>>>

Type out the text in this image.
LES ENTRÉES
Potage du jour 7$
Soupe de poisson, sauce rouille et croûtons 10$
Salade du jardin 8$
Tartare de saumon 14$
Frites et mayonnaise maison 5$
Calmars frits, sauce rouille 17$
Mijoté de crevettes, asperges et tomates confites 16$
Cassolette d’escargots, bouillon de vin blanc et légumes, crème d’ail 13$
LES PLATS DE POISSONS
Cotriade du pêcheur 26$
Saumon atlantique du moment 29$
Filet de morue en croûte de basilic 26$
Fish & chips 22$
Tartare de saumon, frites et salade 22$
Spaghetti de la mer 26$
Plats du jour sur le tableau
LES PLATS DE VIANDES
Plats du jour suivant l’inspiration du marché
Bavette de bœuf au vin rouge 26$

<<<
>>>

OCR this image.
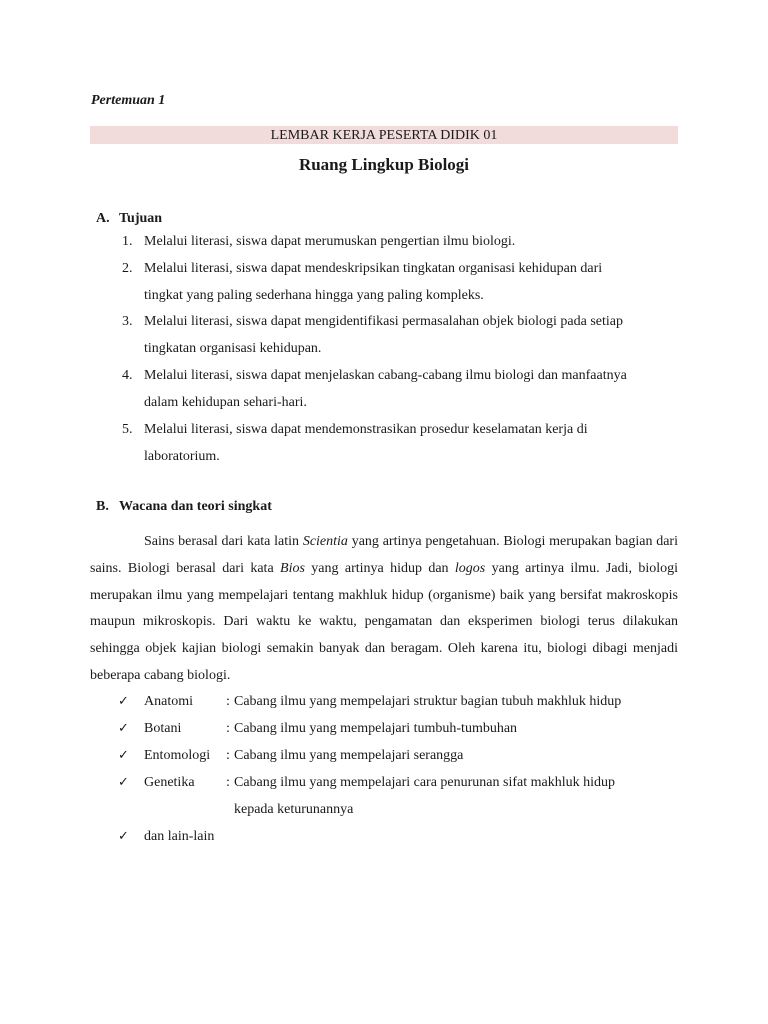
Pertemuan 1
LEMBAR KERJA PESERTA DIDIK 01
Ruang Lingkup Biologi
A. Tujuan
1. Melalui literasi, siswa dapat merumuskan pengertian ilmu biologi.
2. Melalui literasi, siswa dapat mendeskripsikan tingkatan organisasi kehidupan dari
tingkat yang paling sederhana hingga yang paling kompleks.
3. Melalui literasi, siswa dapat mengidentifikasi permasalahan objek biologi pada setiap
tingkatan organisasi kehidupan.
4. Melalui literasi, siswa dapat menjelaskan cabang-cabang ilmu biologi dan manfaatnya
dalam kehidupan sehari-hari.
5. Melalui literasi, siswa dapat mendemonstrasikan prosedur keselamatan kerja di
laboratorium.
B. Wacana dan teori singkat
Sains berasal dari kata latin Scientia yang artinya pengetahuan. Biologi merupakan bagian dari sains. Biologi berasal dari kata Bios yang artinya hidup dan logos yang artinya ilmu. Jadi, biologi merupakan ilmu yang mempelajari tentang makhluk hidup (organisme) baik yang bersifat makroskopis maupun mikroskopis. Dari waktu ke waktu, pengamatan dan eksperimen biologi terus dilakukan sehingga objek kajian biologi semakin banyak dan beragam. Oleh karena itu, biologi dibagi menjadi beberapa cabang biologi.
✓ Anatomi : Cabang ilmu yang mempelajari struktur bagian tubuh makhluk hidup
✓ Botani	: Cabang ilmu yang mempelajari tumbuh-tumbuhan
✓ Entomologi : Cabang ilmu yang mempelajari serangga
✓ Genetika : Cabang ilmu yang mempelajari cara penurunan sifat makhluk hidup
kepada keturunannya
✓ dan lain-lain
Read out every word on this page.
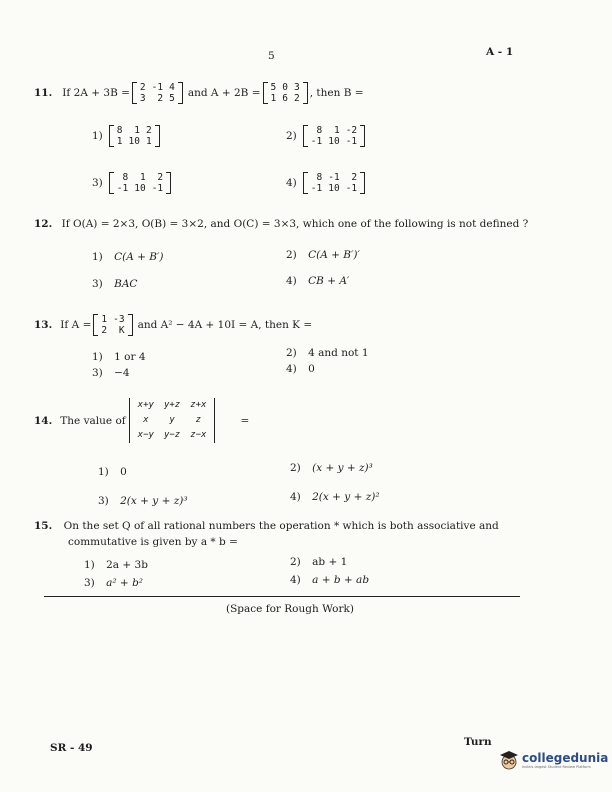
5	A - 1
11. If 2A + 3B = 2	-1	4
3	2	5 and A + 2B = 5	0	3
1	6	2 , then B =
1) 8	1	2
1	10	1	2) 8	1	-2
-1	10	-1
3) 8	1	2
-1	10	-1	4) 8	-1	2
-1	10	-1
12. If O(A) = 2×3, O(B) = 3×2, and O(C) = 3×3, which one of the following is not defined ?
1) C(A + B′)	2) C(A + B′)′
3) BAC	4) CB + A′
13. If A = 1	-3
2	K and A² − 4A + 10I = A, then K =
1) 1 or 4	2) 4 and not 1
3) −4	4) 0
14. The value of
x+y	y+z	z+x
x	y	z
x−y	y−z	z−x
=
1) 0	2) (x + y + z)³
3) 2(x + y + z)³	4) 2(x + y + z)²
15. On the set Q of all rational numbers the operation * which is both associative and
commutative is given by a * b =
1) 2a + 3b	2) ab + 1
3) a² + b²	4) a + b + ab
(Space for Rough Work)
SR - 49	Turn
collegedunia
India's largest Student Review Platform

<<<

Take every line from the records above that has the word "Melalui" and copy it.

1. Melalui literasi, siswa dapat merumuskan pengertian ilmu biologi.
2. Melalui literasi, siswa dapat mendeskripsikan tingkatan organisasi kehidupan dari
3. Melalui literasi, siswa dapat mengidentifikasi permasalahan objek biologi pada setiap
4. Melalui literasi, siswa dapat menjelaskan cabang-cabang ilmu biologi dan manfaatnya
5. Melalui literasi, siswa dapat mendemonstrasikan prosedur keselamatan kerja di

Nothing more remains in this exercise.